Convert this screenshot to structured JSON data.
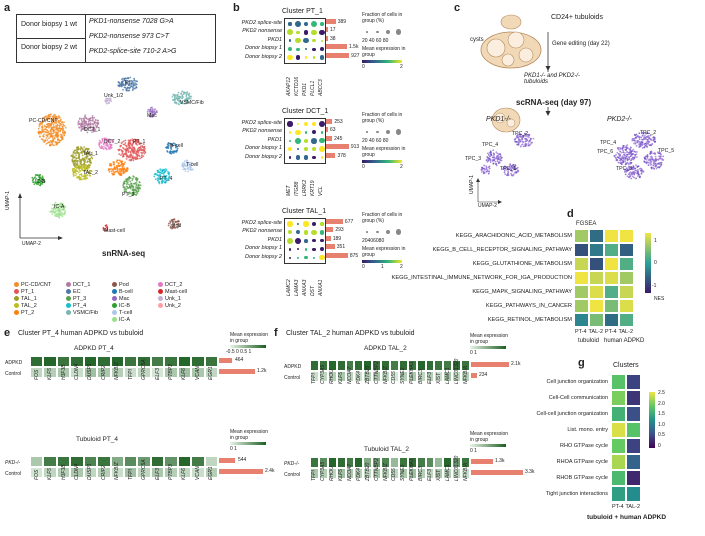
{
  "panels": {
    "a": "a",
    "b": "b",
    "c": "c",
    "d": "d",
    "e": "e",
    "f": "f",
    "g": "g"
  },
  "a": {
    "table": [
      {
        "donor": "Donor biopsy 1 wt",
        "variant": "PKD1-nonsense 7028 G>A"
      },
      {
        "donor": "Donor biopsy 2 wt",
        "variant": "PKD2-nonsense 973 C>T"
      },
      {
        "donor": "",
        "variant": "PKD2-splice-site 710-2 A>G"
      }
    ],
    "cluster_labels": [
      "EC",
      "Unk_1/2",
      "VSMC/Fib",
      "Mac",
      "PC-CD/CNT",
      "DCT_1",
      "DCT_2",
      "PT_1",
      "B-cell",
      "T-cell",
      "TAL_1",
      "TAL_2",
      "IC-B",
      "PT_4",
      "PT_3",
      "IC-A",
      "Pod",
      "Mast-cell"
    ],
    "umap1": "UMAP-1",
    "umap2": "UMAP-2",
    "title": "snRNA-seq",
    "legend": [
      {
        "name": "PC-CD/CNT",
        "color": "#f28e2b"
      },
      {
        "name": "DCT_1",
        "color": "#b07aa1"
      },
      {
        "name": "Pod",
        "color": "#8c564b"
      },
      {
        "name": "DCT_2",
        "color": "#e377c2"
      },
      {
        "name": "PT_1",
        "color": "#e15759"
      },
      {
        "name": "EC",
        "color": "#4e79a7"
      },
      {
        "name": "B-cell",
        "color": "#1f77b4"
      },
      {
        "name": "Mast-cell",
        "color": "#d62728"
      },
      {
        "name": "TAL_1",
        "color": "#9c9c2a"
      },
      {
        "name": "PT_3",
        "color": "#59a14f"
      },
      {
        "name": "Mac",
        "color": "#9467bd"
      },
      {
        "name": "Unk_1",
        "color": "#c5b0d5"
      },
      {
        "name": "TAL_2",
        "color": "#bcbd22"
      },
      {
        "name": "PT_4",
        "color": "#17becf"
      },
      {
        "name": "IC-B",
        "color": "#2ca02c"
      },
      {
        "name": "Unk_2",
        "color": "#ff9da7"
      },
      {
        "name": "PT_2",
        "color": "#ff7f0e"
      },
      {
        "name": "VSMC/Fib",
        "color": "#76b7b2"
      },
      {
        "name": "T-cell",
        "color": "#aec7e8"
      },
      {
        "name": "",
        "color": ""
      },
      {
        "name": "",
        "color": ""
      },
      {
        "name": "",
        "color": ""
      },
      {
        "name": "IC-A",
        "color": "#98df8a"
      },
      {
        "name": "",
        "color": ""
      }
    ]
  },
  "b": {
    "clusters": [
      {
        "title": "Cluster  PT_1",
        "rows": [
          "PKD2 splice-site",
          "PKD2 nonsense",
          "PKD1",
          "Donor biopsy 1",
          "Donor biopsy 2"
        ],
        "counts": [
          "389",
          "17",
          "38",
          "1.5k",
          "927"
        ],
        "genes": [
          "AKAP12",
          "KCTD16",
          "PKD1",
          "PLCL1",
          "ABCC3"
        ]
      },
      {
        "title": "Cluster  DCT_1",
        "rows": [
          "PKD2 splice-site",
          "PKD2 nonsense",
          "PKD1",
          "Donor biopsy 1",
          "Donor biopsy 2"
        ],
        "counts": [
          "253",
          "63",
          "245",
          "913",
          "378"
        ],
        "genes": [
          "MET",
          "ITGB8",
          "LRRK2",
          "KRT19",
          "VCL"
        ]
      },
      {
        "title": "Cluster  TAL_1",
        "rows": [
          "PKD2 splice-site",
          "PKD2 nonsense",
          "PKD1",
          "Donor biopsy 1",
          "Donor biopsy 2"
        ],
        "counts": [
          "677",
          "293",
          "189",
          "351",
          "875"
        ],
        "genes": [
          "LAMC2",
          "LAMA3",
          "ANXA3",
          "DST",
          "ANXA1"
        ]
      }
    ],
    "frac_title": "Fraction of cells in group (%)",
    "frac_ticks": "20 40 60 80",
    "frac_ticks_b": "20406080",
    "expr_title": "Mean expression in group",
    "expr_ticks_2": [
      "0",
      "2"
    ],
    "expr_ticks_3": [
      "0",
      "1",
      "2"
    ]
  },
  "c": {
    "tubuloids": "CD24+ tubuloids",
    "cysts": "cysts",
    "gene_editing": "Gene editing (day 22)",
    "ko": "PKD1-/- and PKD2-/- tubuloids",
    "scrna": "scRNA-seq (day 97)",
    "pkd1": "PKD1-/-",
    "pkd2": "PKD2-/-",
    "umap1": "UMAP-1",
    "umap2": "UMAP-2",
    "tpc_left": [
      "TPC_2",
      "TPC_4",
      "TPC_3",
      "TPC_1"
    ],
    "tpc_right": [
      "TPC_2",
      "TPC_6",
      "TPC_5",
      "TPC_4",
      "TPC_3"
    ]
  },
  "d": {
    "title": "FGSEA",
    "rows": [
      "KEGG_ARACHIDONIC_ACID_METABOLISM",
      "KEGG_B_CELL_RECEPTOR_SIGNALING_PATHWAY",
      "KEGG_GLUTATHIONE_METABOLISM",
      "KEGG_INTESTINAL_IMMUNE_NETWORK_FOR_IGA_PRODUCTION",
      "KEGG_MAPK_SIGNALING_PATHWAY",
      "KEGG_PATHWAYS_IN_CANCER",
      "KEGG_RETINOL_METABOLISM"
    ],
    "cols": [
      "PT-4",
      "TAL-2",
      "PT-4",
      "TAL-2"
    ],
    "groups": [
      "tubuloid",
      "human ADPKD"
    ],
    "values": [
      [
        0.6,
        -0.4,
        1.0,
        1.2
      ],
      [
        -0.6,
        -0.3,
        0.2,
        -0.5
      ],
      [
        0.8,
        -0.6,
        1.0,
        0.2
      ],
      [
        1.1,
        0.8,
        0.9,
        0.6
      ],
      [
        0.6,
        0.9,
        0.2,
        0.8
      ],
      [
        0.6,
        1.1,
        0.4,
        0.9
      ],
      [
        -0.2,
        0.4,
        -0.4,
        0.2
      ]
    ],
    "legend_ticks": [
      "1",
      "0",
      "-1"
    ],
    "legend_label": "NES"
  },
  "e": {
    "title": "Cluster PT_4 human ADPKD vs tubuloid",
    "top_title": "ADPKD PT_4",
    "bottom_title": "Tubuloid PT_4",
    "genes": [
      "FOS",
      "KLF5",
      "H3F3B",
      "CLDN4",
      "DUSP1",
      "CRIP2",
      "NFKBIZ",
      "TFPI",
      "GPRC5A",
      "ELF3",
      "PTBP3",
      "KLF6",
      "VCAN",
      "EGR1"
    ],
    "top_rows": [
      "ADPKD",
      "Control"
    ],
    "top_counts": [
      "464",
      "1.2k"
    ],
    "bottom_rows": [
      "PKD-/-",
      "Control"
    ],
    "bottom_counts": [
      "544",
      "2.4k"
    ],
    "scale_title": "Mean expression in group",
    "scale_ticks": "-0.5  0  0.5  1",
    "scale_ticks_b": "0   1",
    "top_vals": [
      [
        0.9,
        0.95,
        0.85,
        0.9,
        0.95,
        0.9,
        0.95,
        0.85,
        0.9,
        0.8,
        0.85,
        0.95,
        0.9,
        0.85
      ],
      [
        0.2,
        0.25,
        0.3,
        0.15,
        0.35,
        0.3,
        0.25,
        0.15,
        0.2,
        0.1,
        0.3,
        0.35,
        0.3,
        0.2
      ]
    ],
    "bottom_vals": [
      [
        0.3,
        0.8,
        0.85,
        0.9,
        0.75,
        0.85,
        0.5,
        0.7,
        0.6,
        0.9,
        0.65,
        0.95,
        0.8,
        0.2
      ],
      [
        0.1,
        0.2,
        0.25,
        0.3,
        0.2,
        0.25,
        0.15,
        0.35,
        0.2,
        0.3,
        0.25,
        0.2,
        0.15,
        0.25
      ]
    ]
  },
  "f": {
    "title": "Cluster TAL_2 human ADPKD vs tubuloid",
    "top_title": "ADPKD TAL_2",
    "bottom_title": "Tubuloid TAL_2",
    "genes": [
      "TFPI",
      "CYP3A5",
      "RHOU",
      "KLF5",
      "NCOA7",
      "PDK4",
      "ZBTB20",
      "CTTNBP2",
      "NFKBIZ",
      "CD55",
      "SYNE2",
      "PLEKHA1",
      "BIRC3",
      "ELF3",
      "XIST",
      "LAMC1",
      "LINC01320",
      "NFKBIA"
    ],
    "top_rows": [
      "ADPKD",
      "Control"
    ],
    "top_counts": [
      "2.1k",
      "234"
    ],
    "bottom_rows": [
      "PKD-/-",
      "Control"
    ],
    "bottom_counts": [
      "1.3k",
      "3.3k"
    ],
    "scale_title": "Mean expression in group",
    "scale_ticks": "0   1",
    "scale_ticks_b": "0   1",
    "top_vals": [
      [
        0.9,
        0.85,
        0.95,
        0.9,
        0.8,
        0.9,
        0.95,
        0.85,
        0.9,
        0.8,
        0.9,
        0.85,
        0.95,
        0.9,
        0.85,
        0.8,
        0.9,
        0.85
      ],
      [
        0.15,
        0.2,
        0.25,
        0.3,
        0.2,
        0.15,
        0.25,
        0.3,
        0.2,
        0.1,
        0.25,
        0.3,
        0.2,
        0.25,
        0.15,
        0.3,
        0.2,
        0.25
      ]
    ],
    "bottom_vals": [
      [
        0.85,
        0.7,
        0.95,
        0.9,
        0.8,
        0.95,
        0.5,
        0.6,
        0.75,
        0.4,
        0.85,
        0.9,
        0.8,
        0.7,
        0.4,
        0.95,
        0.6,
        0.85
      ],
      [
        0.3,
        0.25,
        0.2,
        0.35,
        0.3,
        0.25,
        0.2,
        0.3,
        0.25,
        0.2,
        0.3,
        0.35,
        0.25,
        0.2,
        0.3,
        0.25,
        0.2,
        0.15
      ]
    ]
  },
  "g": {
    "title": "Clusters",
    "rows": [
      "Cell junction organization",
      "Cell-Cell communication",
      "Cell-cell junction organization",
      "List.  mono. entry",
      "RHO GTPase cycle",
      "RHOA GTPase cycle",
      "RHOB GTPase cycle",
      "Tight junction interactions"
    ],
    "cols": [
      "PT-4",
      "TAL-2"
    ],
    "caption": "tubuloid + human ADPKD",
    "legend_ticks": [
      "2.5",
      "2.0",
      "1.5",
      "1.0",
      "0.5",
      "0"
    ],
    "values": [
      [
        1.8,
        0.5
      ],
      [
        2.0,
        0.4
      ],
      [
        1.6,
        0.6
      ],
      [
        2.4,
        1.8
      ],
      [
        1.9,
        0.5
      ],
      [
        2.2,
        0.8
      ],
      [
        1.7,
        0.3
      ],
      [
        1.4,
        1.2
      ]
    ]
  }
}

****************

▶ **TASK STATEMENT**:
Match on "organization" and copy out every line of the entries that contains it.

▶ **TASK SOLUTION**:
      "Cell junction organization",
      "Cell-cell junction organization",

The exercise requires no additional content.